YOUR OBJECTIVE: The listing below is to be output in its exact form.

Collected data entries:
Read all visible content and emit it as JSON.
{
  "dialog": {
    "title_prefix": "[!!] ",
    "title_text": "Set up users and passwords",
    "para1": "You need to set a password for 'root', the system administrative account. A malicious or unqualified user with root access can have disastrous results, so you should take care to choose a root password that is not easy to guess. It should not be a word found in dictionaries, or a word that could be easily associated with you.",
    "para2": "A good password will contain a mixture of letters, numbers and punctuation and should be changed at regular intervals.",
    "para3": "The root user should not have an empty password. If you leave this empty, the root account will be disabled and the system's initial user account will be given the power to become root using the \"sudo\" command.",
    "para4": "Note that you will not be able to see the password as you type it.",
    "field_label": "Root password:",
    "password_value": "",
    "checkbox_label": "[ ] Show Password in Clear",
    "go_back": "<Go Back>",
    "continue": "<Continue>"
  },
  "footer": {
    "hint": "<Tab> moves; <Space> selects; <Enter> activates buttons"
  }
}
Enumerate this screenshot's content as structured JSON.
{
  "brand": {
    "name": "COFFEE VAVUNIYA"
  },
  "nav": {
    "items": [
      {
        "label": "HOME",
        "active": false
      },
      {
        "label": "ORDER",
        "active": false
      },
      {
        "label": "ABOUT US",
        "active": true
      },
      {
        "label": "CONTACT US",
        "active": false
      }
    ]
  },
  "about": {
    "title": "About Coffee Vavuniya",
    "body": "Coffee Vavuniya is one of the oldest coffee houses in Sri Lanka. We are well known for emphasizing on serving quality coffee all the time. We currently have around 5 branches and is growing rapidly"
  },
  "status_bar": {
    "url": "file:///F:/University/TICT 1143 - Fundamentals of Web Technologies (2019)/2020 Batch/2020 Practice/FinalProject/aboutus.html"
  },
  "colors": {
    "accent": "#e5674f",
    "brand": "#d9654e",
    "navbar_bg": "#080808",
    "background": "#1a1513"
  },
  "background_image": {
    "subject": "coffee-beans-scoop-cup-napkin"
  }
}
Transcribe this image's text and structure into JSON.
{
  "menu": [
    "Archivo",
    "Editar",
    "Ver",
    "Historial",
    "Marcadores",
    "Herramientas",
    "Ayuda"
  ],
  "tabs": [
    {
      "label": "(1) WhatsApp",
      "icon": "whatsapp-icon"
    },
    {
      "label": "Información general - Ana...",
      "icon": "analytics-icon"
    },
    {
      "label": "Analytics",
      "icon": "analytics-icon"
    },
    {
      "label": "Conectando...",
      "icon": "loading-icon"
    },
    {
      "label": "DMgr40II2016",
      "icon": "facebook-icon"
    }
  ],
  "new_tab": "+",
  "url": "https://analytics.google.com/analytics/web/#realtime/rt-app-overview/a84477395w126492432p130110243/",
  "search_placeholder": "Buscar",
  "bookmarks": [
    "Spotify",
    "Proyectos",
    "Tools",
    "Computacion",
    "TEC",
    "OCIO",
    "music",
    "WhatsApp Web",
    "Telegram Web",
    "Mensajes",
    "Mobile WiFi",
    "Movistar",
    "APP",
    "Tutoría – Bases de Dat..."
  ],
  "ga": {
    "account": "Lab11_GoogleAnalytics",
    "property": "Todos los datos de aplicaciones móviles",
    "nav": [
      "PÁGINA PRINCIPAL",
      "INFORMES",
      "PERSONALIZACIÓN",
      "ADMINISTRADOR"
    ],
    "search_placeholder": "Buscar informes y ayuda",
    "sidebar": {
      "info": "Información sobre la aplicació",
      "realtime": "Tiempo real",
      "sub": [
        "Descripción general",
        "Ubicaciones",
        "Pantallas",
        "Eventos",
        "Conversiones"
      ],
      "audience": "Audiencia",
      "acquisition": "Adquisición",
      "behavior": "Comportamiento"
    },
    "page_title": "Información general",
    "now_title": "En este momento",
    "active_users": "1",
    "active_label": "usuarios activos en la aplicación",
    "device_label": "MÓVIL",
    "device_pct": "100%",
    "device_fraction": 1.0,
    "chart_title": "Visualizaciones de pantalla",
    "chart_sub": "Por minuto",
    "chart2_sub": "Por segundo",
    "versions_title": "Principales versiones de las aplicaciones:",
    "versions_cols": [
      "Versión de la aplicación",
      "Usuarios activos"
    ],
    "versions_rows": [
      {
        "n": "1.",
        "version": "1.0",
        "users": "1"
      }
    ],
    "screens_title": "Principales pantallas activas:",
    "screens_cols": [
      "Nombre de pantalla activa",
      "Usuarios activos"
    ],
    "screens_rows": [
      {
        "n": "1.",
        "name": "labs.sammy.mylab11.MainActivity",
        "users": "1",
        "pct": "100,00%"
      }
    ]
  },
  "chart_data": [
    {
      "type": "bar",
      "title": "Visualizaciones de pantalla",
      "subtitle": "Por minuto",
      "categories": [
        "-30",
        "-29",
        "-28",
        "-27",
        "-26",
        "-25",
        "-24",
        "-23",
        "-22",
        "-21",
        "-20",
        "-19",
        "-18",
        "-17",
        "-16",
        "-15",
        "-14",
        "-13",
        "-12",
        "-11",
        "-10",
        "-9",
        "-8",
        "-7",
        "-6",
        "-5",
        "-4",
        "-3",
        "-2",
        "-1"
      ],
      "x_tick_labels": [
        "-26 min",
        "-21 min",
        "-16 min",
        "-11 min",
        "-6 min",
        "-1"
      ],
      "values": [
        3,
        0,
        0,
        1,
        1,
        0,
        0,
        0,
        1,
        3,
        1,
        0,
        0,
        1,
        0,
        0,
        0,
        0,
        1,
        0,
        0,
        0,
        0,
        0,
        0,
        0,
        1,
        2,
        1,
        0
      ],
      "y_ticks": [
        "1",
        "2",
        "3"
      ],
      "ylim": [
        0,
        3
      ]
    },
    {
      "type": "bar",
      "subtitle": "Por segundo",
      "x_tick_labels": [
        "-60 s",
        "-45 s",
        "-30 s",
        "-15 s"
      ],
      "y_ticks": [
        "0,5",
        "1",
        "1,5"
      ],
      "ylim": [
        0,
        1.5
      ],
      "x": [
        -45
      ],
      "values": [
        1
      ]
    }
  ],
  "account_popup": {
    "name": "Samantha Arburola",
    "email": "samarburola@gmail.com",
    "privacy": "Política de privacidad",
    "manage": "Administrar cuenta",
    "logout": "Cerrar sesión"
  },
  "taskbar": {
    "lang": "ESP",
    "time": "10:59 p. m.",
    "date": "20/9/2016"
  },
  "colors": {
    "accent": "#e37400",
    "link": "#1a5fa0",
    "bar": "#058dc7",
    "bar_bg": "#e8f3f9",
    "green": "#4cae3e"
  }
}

RESULT OF THIS EXERCISE:
Read all visible content and emit it as JSON.
{
  "dialog": {
    "title_prefix": "[!!] ",
    "title_text": "Set up users and passwords",
    "para1": "You need to set a password for 'root', the system administrative account. A malicious or unqualified user with root access can have disastrous results, so you should take care to choose a root password that is not easy to guess. It should not be a word found in dictionaries, or a word that could be easily associated with you.",
    "para2": "A good password will contain a mixture of letters, numbers and punctuation and should be changed at regular intervals.",
    "para3": "The root user should not have an empty password. If you leave this empty, the root account will be disabled and the system's initial user account will be given the power to become root using the \"sudo\" command.",
    "para4": "Note that you will not be able to see the password as you type it.",
    "field_label": "Root password:",
    "password_value": "",
    "checkbox_label": "[ ] Show Password in Clear",
    "go_back": "<Go Back>",
    "continue": "<Continue>"
  },
  "footer": {
    "hint": "<Tab> moves; <Space> selects; <Enter> activates buttons"
  }
}
Enumerate this screenshot's content as structured JSON.
{
  "brand": {
    "name": "COFFEE VAVUNIYA"
  },
  "nav": {
    "items": [
      {
        "label": "HOME",
        "active": false
      },
      {
        "label": "ORDER",
        "active": false
      },
      {
        "label": "ABOUT US",
        "active": true
      },
      {
        "label": "CONTACT US",
        "active": false
      }
    ]
  },
  "about": {
    "title": "About Coffee Vavuniya",
    "body": "Coffee Vavuniya is one of the oldest coffee houses in Sri Lanka. We are well known for emphasizing on serving quality coffee all the time. We currently have around 5 branches and is growing rapidly"
  },
  "status_bar": {
    "url": "file:///F:/University/TICT 1143 - Fundamentals of Web Technologies (2019)/2020 Batch/2020 Practice/FinalProject/aboutus.html"
  },
  "colors": {
    "accent": "#e5674f",
    "brand": "#d9654e",
    "navbar_bg": "#080808",
    "background": "#1a1513"
  },
  "background_image": {
    "subject": "coffee-beans-scoop-cup-napkin"
  }
}
Transcribe this image's text and structure into JSON.
{
  "menu": [
    "Archivo",
    "Editar",
    "Ver",
    "Historial",
    "Marcadores",
    "Herramientas",
    "Ayuda"
  ],
  "tabs": [
    {
      "label": "(1) WhatsApp",
      "icon": "whatsapp-icon"
    },
    {
      "label": "Información general - Ana...",
      "icon": "analytics-icon"
    },
    {
      "label": "Analytics",
      "icon": "analytics-icon"
    },
    {
      "label": "Conectando...",
      "icon": "loading-icon"
    },
    {
      "label": "DMgr40II2016",
      "icon": "facebook-icon"
    }
  ],
  "new_tab": "+",
  "url": "https://analytics.google.com/analytics/web/#realtime/rt-app-overview/a84477395w126492432p130110243/",
  "search_placeholder": "Buscar",
  "bookmarks": [
    "Spotify",
    "Proyectos",
    "Tools",
    "Computacion",
    "TEC",
    "OCIO",
    "music",
    "WhatsApp Web",
    "Telegram Web",
    "Mensajes",
    "Mobile WiFi",
    "Movistar",
    "APP",
    "Tutoría – Bases de Dat..."
  ],
  "ga": {
    "account": "Lab11_GoogleAnalytics",
    "property": "Todos los datos de aplicaciones móviles",
    "nav": [
      "PÁGINA PRINCIPAL",
      "INFORMES",
      "PERSONALIZACIÓN",
      "ADMINISTRADOR"
    ],
    "search_placeholder": "Buscar informes y ayuda",
    "sidebar": {
      "info": "Información sobre la aplicació",
      "realtime": "Tiempo real",
      "sub": [
        "Descripción general",
        "Ubicaciones",
        "Pantallas",
        "Eventos",
        "Conversiones"
      ],
      "audience": "Audiencia",
      "acquisition": "Adquisición",
      "behavior": "Comportamiento"
    },
    "page_title": "Información general",
    "now_title": "En este momento",
    "active_users": "1",
    "active_label": "usuarios activos en la aplicación",
    "device_label": "MÓVIL",
    "device_pct": "100%",
    "device_fraction": 1.0,
    "chart_title": "Visualizaciones de pantalla",
    "chart_sub": "Por minuto",
    "chart2_sub": "Por segundo",
    "versions_title": "Principales versiones de las aplicaciones:",
    "versions_cols": [
      "Versión de la aplicación",
      "Usuarios activos"
    ],
    "versions_rows": [
      {
        "n": "1.",
        "version": "1.0",
        "users": "1"
      }
    ],
    "screens_title": "Principales pantallas activas:",
    "screens_cols": [
      "Nombre de pantalla activa",
      "Usuarios activos"
    ],
    "screens_rows": [
      {
        "n": "1.",
        "name": "labs.sammy.mylab11.MainActivity",
        "users": "1",
        "pct": "100,00%"
      }
    ]
  },
  "chart_data": [
    {
      "type": "bar",
      "title": "Visualizaciones de pantalla",
      "subtitle": "Por minuto",
      "categories": [
        "-30",
        "-29",
        "-28",
        "-27",
        "-26",
        "-25",
        "-24",
        "-23",
        "-22",
        "-21",
        "-20",
        "-19",
        "-18",
        "-17",
        "-16",
        "-15",
        "-14",
        "-13",
        "-12",
        "-11",
        "-10",
        "-9",
        "-8",
        "-7",
        "-6",
        "-5",
        "-4",
        "-3",
        "-2",
        "-1"
      ],
      "x_tick_labels": [
        "-26 min",
        "-21 min",
        "-16 min",
        "-11 min",
        "-6 min",
        "-1"
      ],
      "values": [
        3,
        0,
        0,
        1,
        1,
        0,
        0,
        0,
        1,
        3,
        1,
        0,
        0,
        1,
        0,
        0,
        0,
        0,
        1,
        0,
        0,
        0,
        0,
        0,
        0,
        0,
        1,
        2,
        1,
        0
      ],
      "y_ticks": [
        "1",
        "2",
        "3"
      ],
      "ylim": [
        0,
        3
      ]
    },
    {
      "type": "bar",
      "subtitle": "Por segundo",
      "x_tick_labels": [
        "-60 s",
        "-45 s",
        "-30 s",
        "-15 s"
      ],
      "y_ticks": [
        "0,5",
        "1",
        "1,5"
      ],
      "ylim": [
        0,
        1.5
      ],
      "x": [
        -45
      ],
      "values": [
        1
      ]
    }
  ],
  "account_popup": {
    "name": "Samantha Arburola",
    "email": "samarburola@gmail.com",
    "privacy": "Política de privacidad",
    "manage": "Administrar cuenta",
    "logout": "Cerrar sesión"
  },
  "taskbar": {
    "lang": "ESP",
    "time": "10:59 p. m.",
    "date": "20/9/2016"
  },
  "colors": {
    "accent": "#e37400",
    "link": "#1a5fa0",
    "bar": "#058dc7",
    "bar_bg": "#e8f3f9",
    "green": "#4cae3e"
  }
}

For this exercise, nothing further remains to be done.